Task prompt:
Below is a set of records; restate each one word for word.

* * * * *

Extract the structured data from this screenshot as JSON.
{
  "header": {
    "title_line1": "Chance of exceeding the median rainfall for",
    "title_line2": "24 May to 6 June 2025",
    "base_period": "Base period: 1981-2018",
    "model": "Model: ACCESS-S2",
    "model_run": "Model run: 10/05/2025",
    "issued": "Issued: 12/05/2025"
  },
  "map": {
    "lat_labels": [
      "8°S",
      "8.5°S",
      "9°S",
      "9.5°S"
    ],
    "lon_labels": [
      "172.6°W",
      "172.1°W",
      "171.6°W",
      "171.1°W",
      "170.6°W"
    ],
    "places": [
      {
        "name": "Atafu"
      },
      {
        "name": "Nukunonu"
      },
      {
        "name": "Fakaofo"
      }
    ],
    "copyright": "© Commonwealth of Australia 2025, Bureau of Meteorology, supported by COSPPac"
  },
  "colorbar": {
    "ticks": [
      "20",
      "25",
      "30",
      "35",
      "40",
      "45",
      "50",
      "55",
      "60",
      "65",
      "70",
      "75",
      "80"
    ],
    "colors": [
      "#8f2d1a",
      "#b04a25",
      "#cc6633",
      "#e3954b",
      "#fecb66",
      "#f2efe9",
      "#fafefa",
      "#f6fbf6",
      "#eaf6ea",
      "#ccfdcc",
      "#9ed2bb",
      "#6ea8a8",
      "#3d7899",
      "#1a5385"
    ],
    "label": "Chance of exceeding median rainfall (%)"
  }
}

* * * * *

Final answer:
Extract the structured data from this screenshot as JSON.
{
  "header": {
    "title_line1": "Chance of exceeding the median rainfall for",
    "title_line2": "24 May to 6 June 2025",
    "base_period": "Base period: 1981-2018",
    "model": "Model: ACCESS-S2",
    "model_run": "Model run: 10/05/2025",
    "issued": "Issued: 12/05/2025"
  },
  "map": {
    "lat_labels": [
      "8°S",
      "8.5°S",
      "9°S",
      "9.5°S"
    ],
    "lon_labels": [
      "172.6°W",
      "172.1°W",
      "171.6°W",
      "171.1°W",
      "170.6°W"
    ],
    "places": [
      {
        "name": "Atafu"
      },
      {
        "name": "Nukunonu"
      },
      {
        "name": "Fakaofo"
      }
    ],
    "copyright": "© Commonwealth of Australia 2025, Bureau of Meteorology, supported by COSPPac"
  },
  "colorbar": {
    "ticks": [
      "20",
      "25",
      "30",
      "35",
      "40",
      "45",
      "50",
      "55",
      "60",
      "65",
      "70",
      "75",
      "80"
    ],
    "colors": [
      "#8f2d1a",
      "#b04a25",
      "#cc6633",
      "#e3954b",
      "#fecb66",
      "#f2efe9",
      "#fafefa",
      "#f6fbf6",
      "#eaf6ea",
      "#ccfdcc",
      "#9ed2bb",
      "#6ea8a8",
      "#3d7899",
      "#1a5385"
    ],
    "label": "Chance of exceeding median rainfall (%)"
  }
}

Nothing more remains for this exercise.